- _Items from a data source_:
──────────────────────────────
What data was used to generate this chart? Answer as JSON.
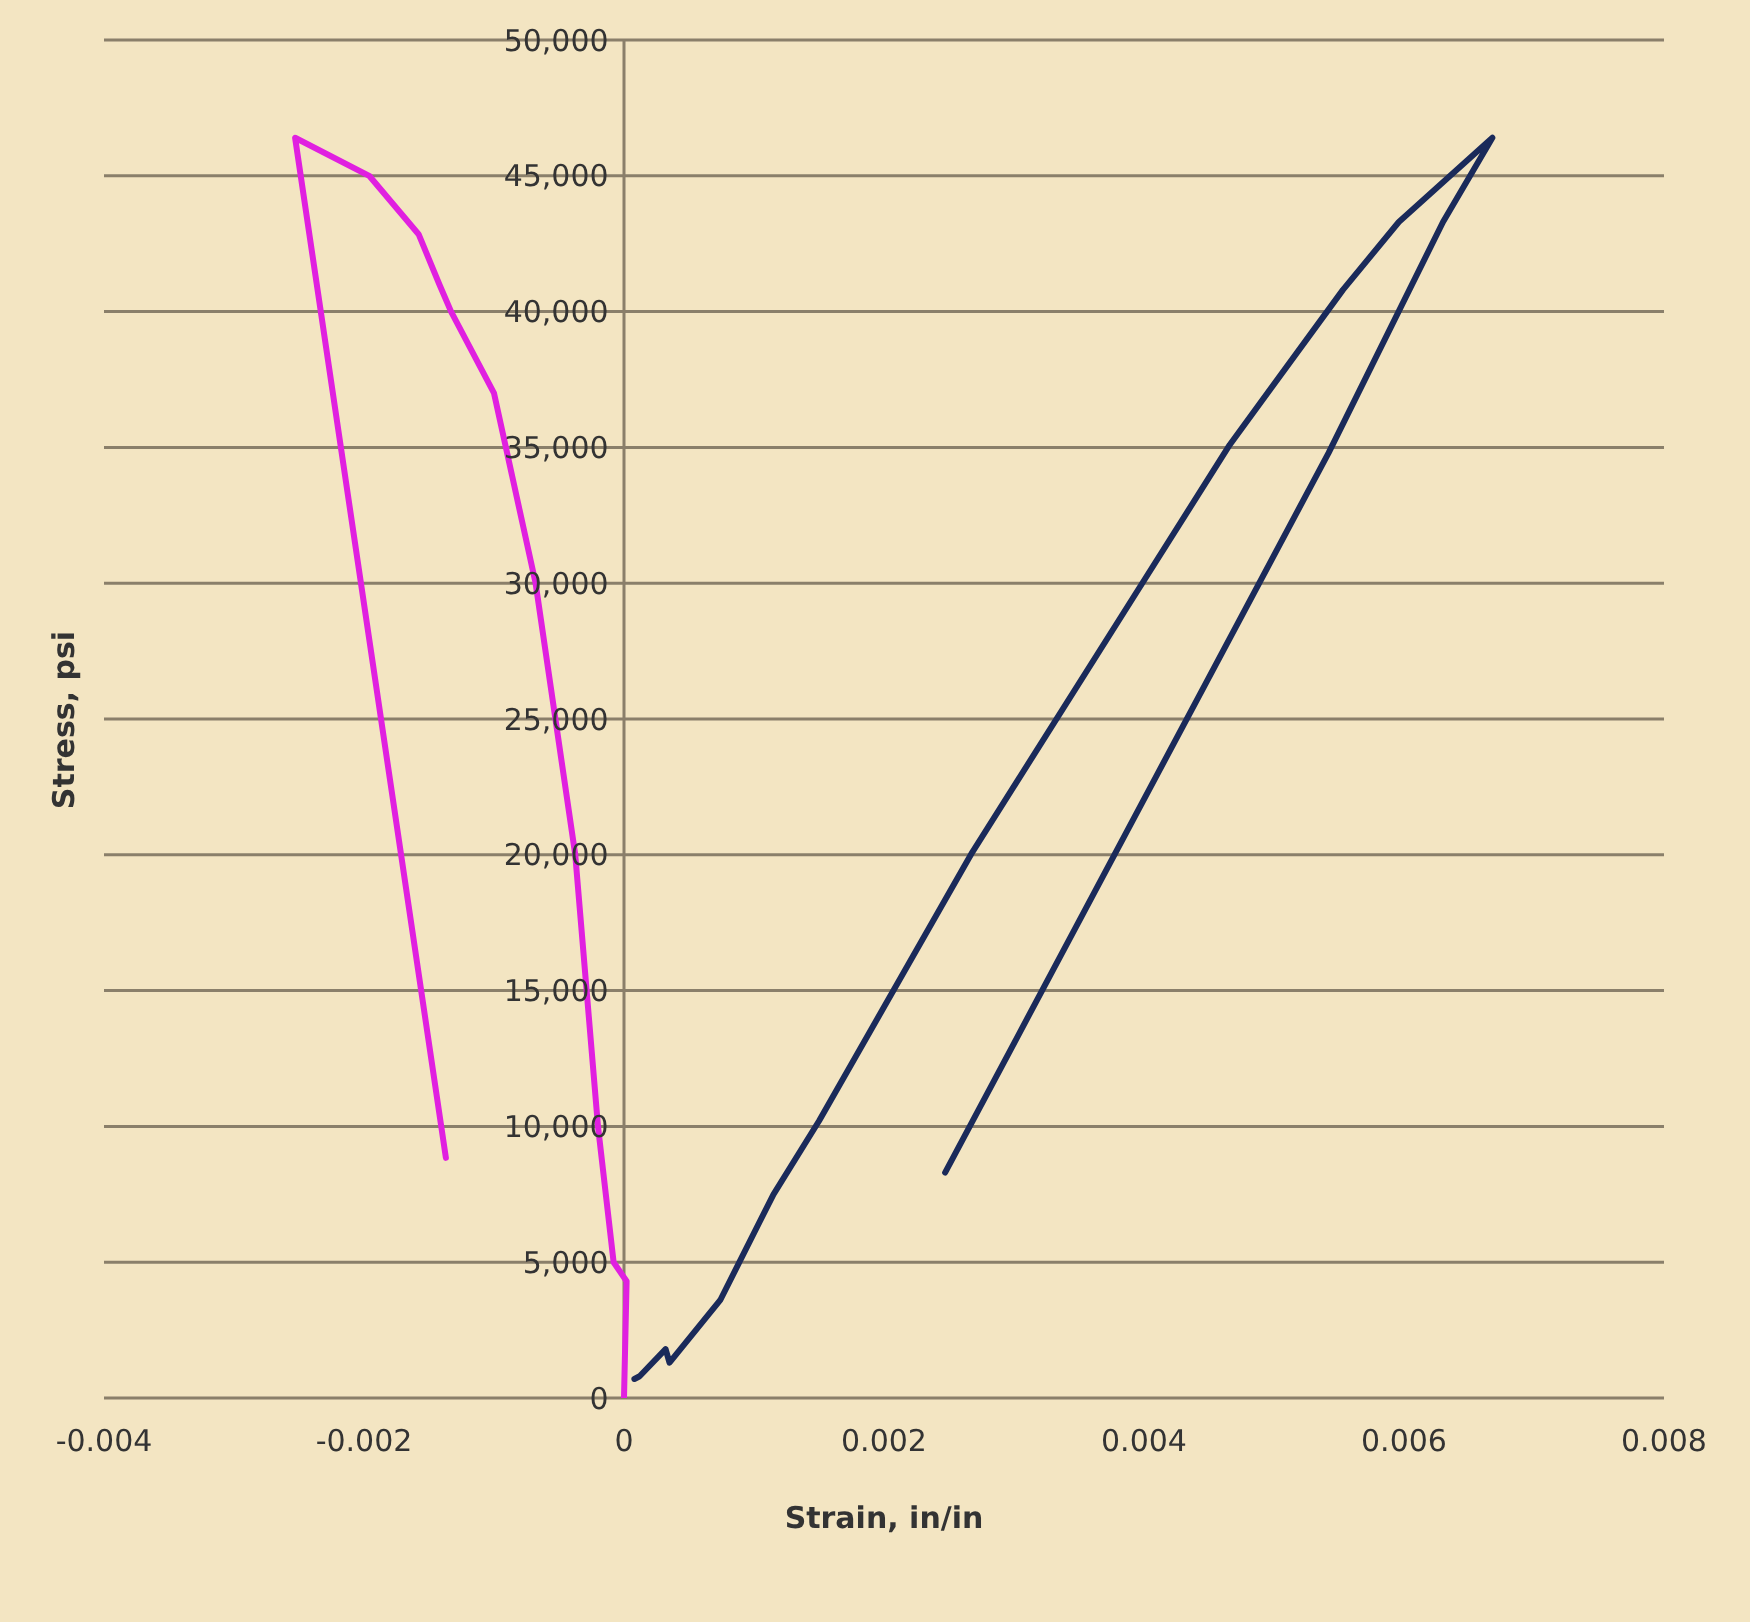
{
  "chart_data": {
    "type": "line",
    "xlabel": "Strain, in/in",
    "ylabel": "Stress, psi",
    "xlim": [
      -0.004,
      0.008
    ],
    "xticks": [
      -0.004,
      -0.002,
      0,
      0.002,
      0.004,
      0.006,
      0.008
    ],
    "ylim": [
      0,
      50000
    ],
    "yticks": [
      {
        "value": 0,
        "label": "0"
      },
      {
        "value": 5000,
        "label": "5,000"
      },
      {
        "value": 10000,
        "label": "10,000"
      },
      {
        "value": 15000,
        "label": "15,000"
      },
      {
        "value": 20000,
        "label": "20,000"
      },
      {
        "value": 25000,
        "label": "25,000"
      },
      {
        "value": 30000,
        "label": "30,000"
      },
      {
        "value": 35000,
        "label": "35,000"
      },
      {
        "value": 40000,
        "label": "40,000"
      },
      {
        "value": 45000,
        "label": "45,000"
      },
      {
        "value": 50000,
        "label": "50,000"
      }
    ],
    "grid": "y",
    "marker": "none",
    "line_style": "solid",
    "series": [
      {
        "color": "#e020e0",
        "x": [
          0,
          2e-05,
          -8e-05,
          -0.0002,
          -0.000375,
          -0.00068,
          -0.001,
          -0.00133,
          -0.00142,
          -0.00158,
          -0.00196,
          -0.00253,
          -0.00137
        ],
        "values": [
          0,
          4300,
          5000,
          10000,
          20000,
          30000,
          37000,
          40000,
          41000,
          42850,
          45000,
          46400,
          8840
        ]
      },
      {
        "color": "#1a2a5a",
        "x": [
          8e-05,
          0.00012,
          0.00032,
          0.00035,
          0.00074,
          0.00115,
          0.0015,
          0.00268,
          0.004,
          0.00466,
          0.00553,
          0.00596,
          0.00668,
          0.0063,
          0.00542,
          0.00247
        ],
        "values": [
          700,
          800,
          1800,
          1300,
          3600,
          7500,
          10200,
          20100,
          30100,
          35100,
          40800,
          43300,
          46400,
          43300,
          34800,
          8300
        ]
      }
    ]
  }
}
──────────────────────────────
- _Task objective_:
Each line of the data should be quoted exactly, with pictures left out.

- _Answer for the task_:
What data was used to generate this chart? Answer as JSON.
{
  "chart_data": {
    "type": "line",
    "xlabel": "Strain, in/in",
    "ylabel": "Stress, psi",
    "xlim": [
      -0.004,
      0.008
    ],
    "xticks": [
      -0.004,
      -0.002,
      0,
      0.002,
      0.004,
      0.006,
      0.008
    ],
    "ylim": [
      0,
      50000
    ],
    "yticks": [
      {
        "value": 0,
        "label": "0"
      },
      {
        "value": 5000,
        "label": "5,000"
      },
      {
        "value": 10000,
        "label": "10,000"
      },
      {
        "value": 15000,
        "label": "15,000"
      },
      {
        "value": 20000,
        "label": "20,000"
      },
      {
        "value": 25000,
        "label": "25,000"
      },
      {
        "value": 30000,
        "label": "30,000"
      },
      {
        "value": 35000,
        "label": "35,000"
      },
      {
        "value": 40000,
        "label": "40,000"
      },
      {
        "value": 45000,
        "label": "45,000"
      },
      {
        "value": 50000,
        "label": "50,000"
      }
    ],
    "grid": "y",
    "marker": "none",
    "line_style": "solid",
    "series": [
      {
        "color": "#e020e0",
        "x": [
          0,
          2e-05,
          -8e-05,
          -0.0002,
          -0.000375,
          -0.00068,
          -0.001,
          -0.00133,
          -0.00142,
          -0.00158,
          -0.00196,
          -0.00253,
          -0.00137
        ],
        "values": [
          0,
          4300,
          5000,
          10000,
          20000,
          30000,
          37000,
          40000,
          41000,
          42850,
          45000,
          46400,
          8840
        ]
      },
      {
        "color": "#1a2a5a",
        "x": [
          8e-05,
          0.00012,
          0.00032,
          0.00035,
          0.00074,
          0.00115,
          0.0015,
          0.00268,
          0.004,
          0.00466,
          0.00553,
          0.00596,
          0.00668,
          0.0063,
          0.00542,
          0.00247
        ],
        "values": [
          700,
          800,
          1800,
          1300,
          3600,
          7500,
          10200,
          20100,
          30100,
          35100,
          40800,
          43300,
          46400,
          43300,
          34800,
          8300
        ]
      }
    ]
  }
}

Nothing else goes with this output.